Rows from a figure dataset
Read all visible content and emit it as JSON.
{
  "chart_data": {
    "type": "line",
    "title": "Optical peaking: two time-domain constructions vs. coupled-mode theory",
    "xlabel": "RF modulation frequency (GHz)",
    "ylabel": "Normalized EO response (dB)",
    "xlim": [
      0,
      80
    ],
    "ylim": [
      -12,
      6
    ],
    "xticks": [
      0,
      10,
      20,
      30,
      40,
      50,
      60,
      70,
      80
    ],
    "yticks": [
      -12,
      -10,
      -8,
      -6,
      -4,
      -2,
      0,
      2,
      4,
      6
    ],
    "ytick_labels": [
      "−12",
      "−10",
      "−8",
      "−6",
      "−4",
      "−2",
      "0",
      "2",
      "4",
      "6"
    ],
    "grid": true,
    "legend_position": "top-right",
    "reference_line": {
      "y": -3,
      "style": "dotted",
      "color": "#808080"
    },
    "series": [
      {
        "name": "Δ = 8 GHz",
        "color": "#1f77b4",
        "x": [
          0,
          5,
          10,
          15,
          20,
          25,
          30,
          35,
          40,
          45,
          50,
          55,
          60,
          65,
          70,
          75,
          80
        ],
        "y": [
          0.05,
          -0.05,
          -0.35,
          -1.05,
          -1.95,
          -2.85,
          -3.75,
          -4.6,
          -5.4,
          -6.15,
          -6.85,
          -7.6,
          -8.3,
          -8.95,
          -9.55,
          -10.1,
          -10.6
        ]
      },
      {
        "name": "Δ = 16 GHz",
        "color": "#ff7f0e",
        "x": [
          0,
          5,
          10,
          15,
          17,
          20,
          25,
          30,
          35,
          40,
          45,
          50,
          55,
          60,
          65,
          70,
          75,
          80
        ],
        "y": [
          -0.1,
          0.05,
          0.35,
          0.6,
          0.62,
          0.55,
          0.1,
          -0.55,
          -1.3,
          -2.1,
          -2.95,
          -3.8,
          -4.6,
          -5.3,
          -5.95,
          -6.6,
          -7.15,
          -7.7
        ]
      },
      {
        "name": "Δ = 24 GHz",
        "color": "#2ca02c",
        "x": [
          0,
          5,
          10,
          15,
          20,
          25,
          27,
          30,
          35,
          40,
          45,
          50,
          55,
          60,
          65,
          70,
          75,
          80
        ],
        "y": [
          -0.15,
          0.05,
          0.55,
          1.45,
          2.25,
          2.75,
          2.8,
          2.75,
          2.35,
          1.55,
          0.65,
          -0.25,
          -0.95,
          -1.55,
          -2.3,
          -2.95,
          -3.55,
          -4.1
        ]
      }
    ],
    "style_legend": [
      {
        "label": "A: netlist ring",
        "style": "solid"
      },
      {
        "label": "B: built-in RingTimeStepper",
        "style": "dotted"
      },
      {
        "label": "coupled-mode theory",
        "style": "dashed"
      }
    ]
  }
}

### [The task]
Faithfully transcribe the whole of the data.

### [Problem solution]
Read all visible content and emit it as JSON.
{
  "chart_data": {
    "type": "line",
    "title": "Optical peaking: two time-domain constructions vs. coupled-mode theory",
    "xlabel": "RF modulation frequency (GHz)",
    "ylabel": "Normalized EO response (dB)",
    "xlim": [
      0,
      80
    ],
    "ylim": [
      -12,
      6
    ],
    "xticks": [
      0,
      10,
      20,
      30,
      40,
      50,
      60,
      70,
      80
    ],
    "yticks": [
      -12,
      -10,
      -8,
      -6,
      -4,
      -2,
      0,
      2,
      4,
      6
    ],
    "ytick_labels": [
      "−12",
      "−10",
      "−8",
      "−6",
      "−4",
      "−2",
      "0",
      "2",
      "4",
      "6"
    ],
    "grid": true,
    "legend_position": "top-right",
    "reference_line": {
      "y": -3,
      "style": "dotted",
      "color": "#808080"
    },
    "series": [
      {
        "name": "Δ = 8 GHz",
        "color": "#1f77b4",
        "x": [
          0,
          5,
          10,
          15,
          20,
          25,
          30,
          35,
          40,
          45,
          50,
          55,
          60,
          65,
          70,
          75,
          80
        ],
        "y": [
          0.05,
          -0.05,
          -0.35,
          -1.05,
          -1.95,
          -2.85,
          -3.75,
          -4.6,
          -5.4,
          -6.15,
          -6.85,
          -7.6,
          -8.3,
          -8.95,
          -9.55,
          -10.1,
          -10.6
        ]
      },
      {
        "name": "Δ = 16 GHz",
        "color": "#ff7f0e",
        "x": [
          0,
          5,
          10,
          15,
          17,
          20,
          25,
          30,
          35,
          40,
          45,
          50,
          55,
          60,
          65,
          70,
          75,
          80
        ],
        "y": [
          -0.1,
          0.05,
          0.35,
          0.6,
          0.62,
          0.55,
          0.1,
          -0.55,
          -1.3,
          -2.1,
          -2.95,
          -3.8,
          -4.6,
          -5.3,
          -5.95,
          -6.6,
          -7.15,
          -7.7
        ]
      },
      {
        "name": "Δ = 24 GHz",
        "color": "#2ca02c",
        "x": [
          0,
          5,
          10,
          15,
          20,
          25,
          27,
          30,
          35,
          40,
          45,
          50,
          55,
          60,
          65,
          70,
          75,
          80
        ],
        "y": [
          -0.15,
          0.05,
          0.55,
          1.45,
          2.25,
          2.75,
          2.8,
          2.75,
          2.35,
          1.55,
          0.65,
          -0.25,
          -0.95,
          -1.55,
          -2.3,
          -2.95,
          -3.55,
          -4.1
        ]
      }
    ],
    "style_legend": [
      {
        "label": "A: netlist ring",
        "style": "solid"
      },
      {
        "label": "B: built-in RingTimeStepper",
        "style": "dotted"
      },
      {
        "label": "coupled-mode theory",
        "style": "dashed"
      }
    ]
  }
}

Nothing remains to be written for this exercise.